• Given request
Work out how many lines of the listing hold the string "object", then answer with that number and nothing else.

┌──

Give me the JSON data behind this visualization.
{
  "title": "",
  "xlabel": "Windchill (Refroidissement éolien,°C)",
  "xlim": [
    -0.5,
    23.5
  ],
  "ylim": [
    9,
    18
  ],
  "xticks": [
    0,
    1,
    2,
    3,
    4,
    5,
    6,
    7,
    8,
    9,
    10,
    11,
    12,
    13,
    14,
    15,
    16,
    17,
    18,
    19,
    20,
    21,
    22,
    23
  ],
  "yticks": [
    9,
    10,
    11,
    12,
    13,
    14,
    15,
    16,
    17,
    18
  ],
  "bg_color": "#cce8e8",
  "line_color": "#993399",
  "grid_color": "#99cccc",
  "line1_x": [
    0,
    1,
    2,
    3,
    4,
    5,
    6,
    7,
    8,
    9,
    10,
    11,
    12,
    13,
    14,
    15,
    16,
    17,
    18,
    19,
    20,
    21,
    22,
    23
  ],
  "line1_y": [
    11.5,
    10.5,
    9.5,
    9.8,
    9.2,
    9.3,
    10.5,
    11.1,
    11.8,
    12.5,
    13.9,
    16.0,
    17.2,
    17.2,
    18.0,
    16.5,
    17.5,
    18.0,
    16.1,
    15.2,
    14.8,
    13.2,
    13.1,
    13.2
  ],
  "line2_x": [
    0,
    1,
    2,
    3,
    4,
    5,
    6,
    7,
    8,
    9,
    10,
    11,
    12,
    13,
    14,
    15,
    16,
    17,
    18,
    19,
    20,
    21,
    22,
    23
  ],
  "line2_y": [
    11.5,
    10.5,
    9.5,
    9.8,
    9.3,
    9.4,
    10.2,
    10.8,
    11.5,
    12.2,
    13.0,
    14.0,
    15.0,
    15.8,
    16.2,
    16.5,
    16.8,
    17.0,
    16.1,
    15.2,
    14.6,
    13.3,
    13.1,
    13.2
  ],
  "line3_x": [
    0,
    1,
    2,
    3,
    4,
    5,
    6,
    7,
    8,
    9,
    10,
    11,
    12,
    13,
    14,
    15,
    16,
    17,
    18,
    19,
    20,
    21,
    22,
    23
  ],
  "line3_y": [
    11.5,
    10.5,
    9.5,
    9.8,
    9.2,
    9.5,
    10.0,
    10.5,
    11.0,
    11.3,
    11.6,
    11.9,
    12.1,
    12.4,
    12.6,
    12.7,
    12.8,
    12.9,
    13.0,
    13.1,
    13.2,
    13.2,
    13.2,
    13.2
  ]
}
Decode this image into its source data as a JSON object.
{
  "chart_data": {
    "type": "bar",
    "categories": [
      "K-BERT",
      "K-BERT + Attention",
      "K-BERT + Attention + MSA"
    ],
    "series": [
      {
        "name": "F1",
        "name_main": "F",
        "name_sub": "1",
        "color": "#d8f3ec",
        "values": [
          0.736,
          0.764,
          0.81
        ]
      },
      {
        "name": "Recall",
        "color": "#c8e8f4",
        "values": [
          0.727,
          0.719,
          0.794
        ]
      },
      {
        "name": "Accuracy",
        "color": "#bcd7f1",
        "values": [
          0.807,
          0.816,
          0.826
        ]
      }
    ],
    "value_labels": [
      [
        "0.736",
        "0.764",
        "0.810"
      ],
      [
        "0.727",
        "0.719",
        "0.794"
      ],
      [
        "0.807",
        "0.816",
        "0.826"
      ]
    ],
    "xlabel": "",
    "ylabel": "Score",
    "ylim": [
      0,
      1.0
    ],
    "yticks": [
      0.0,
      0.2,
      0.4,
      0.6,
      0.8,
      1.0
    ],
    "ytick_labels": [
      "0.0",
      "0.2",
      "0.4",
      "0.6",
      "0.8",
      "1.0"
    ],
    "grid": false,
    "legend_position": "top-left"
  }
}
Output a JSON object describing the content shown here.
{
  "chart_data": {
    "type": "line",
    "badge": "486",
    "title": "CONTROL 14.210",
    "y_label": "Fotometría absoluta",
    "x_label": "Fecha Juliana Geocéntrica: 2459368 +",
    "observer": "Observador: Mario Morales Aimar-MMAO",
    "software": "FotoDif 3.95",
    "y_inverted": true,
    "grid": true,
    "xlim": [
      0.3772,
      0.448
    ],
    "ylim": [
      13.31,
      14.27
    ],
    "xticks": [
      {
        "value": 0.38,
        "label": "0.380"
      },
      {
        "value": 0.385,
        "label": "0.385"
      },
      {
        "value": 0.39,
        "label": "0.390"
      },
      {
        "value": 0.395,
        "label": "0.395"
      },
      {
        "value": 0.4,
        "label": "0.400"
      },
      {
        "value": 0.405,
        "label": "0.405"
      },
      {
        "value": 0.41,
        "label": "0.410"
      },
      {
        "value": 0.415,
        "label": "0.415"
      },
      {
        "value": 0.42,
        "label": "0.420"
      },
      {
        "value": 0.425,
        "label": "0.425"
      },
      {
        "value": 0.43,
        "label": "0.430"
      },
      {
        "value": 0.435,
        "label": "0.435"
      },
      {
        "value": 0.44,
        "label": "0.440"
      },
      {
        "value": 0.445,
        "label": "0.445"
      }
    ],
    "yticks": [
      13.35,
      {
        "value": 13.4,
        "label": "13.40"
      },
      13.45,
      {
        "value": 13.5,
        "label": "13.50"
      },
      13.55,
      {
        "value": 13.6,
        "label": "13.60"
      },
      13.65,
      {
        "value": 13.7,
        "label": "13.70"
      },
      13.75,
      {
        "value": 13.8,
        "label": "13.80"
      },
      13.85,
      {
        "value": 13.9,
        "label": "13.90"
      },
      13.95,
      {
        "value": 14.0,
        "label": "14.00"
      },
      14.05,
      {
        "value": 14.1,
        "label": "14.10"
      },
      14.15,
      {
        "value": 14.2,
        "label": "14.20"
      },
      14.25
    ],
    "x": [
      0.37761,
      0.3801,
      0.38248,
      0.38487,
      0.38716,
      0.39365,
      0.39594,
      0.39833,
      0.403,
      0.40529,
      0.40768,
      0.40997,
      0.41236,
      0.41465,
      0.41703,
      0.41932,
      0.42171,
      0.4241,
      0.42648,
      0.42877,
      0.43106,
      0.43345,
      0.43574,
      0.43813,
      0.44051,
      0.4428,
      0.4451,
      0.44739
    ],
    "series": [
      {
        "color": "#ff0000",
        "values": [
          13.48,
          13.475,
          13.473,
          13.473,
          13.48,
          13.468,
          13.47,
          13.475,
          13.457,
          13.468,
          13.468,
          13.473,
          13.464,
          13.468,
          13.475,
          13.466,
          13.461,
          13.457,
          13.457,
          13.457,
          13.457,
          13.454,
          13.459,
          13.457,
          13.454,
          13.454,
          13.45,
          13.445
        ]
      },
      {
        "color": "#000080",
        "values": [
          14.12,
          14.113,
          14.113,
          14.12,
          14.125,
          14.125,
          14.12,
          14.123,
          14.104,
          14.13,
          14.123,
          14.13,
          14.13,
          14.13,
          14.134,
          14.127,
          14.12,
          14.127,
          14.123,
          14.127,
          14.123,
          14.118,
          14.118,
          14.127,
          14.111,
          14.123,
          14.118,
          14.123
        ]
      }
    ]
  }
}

└──

• Worked answer
2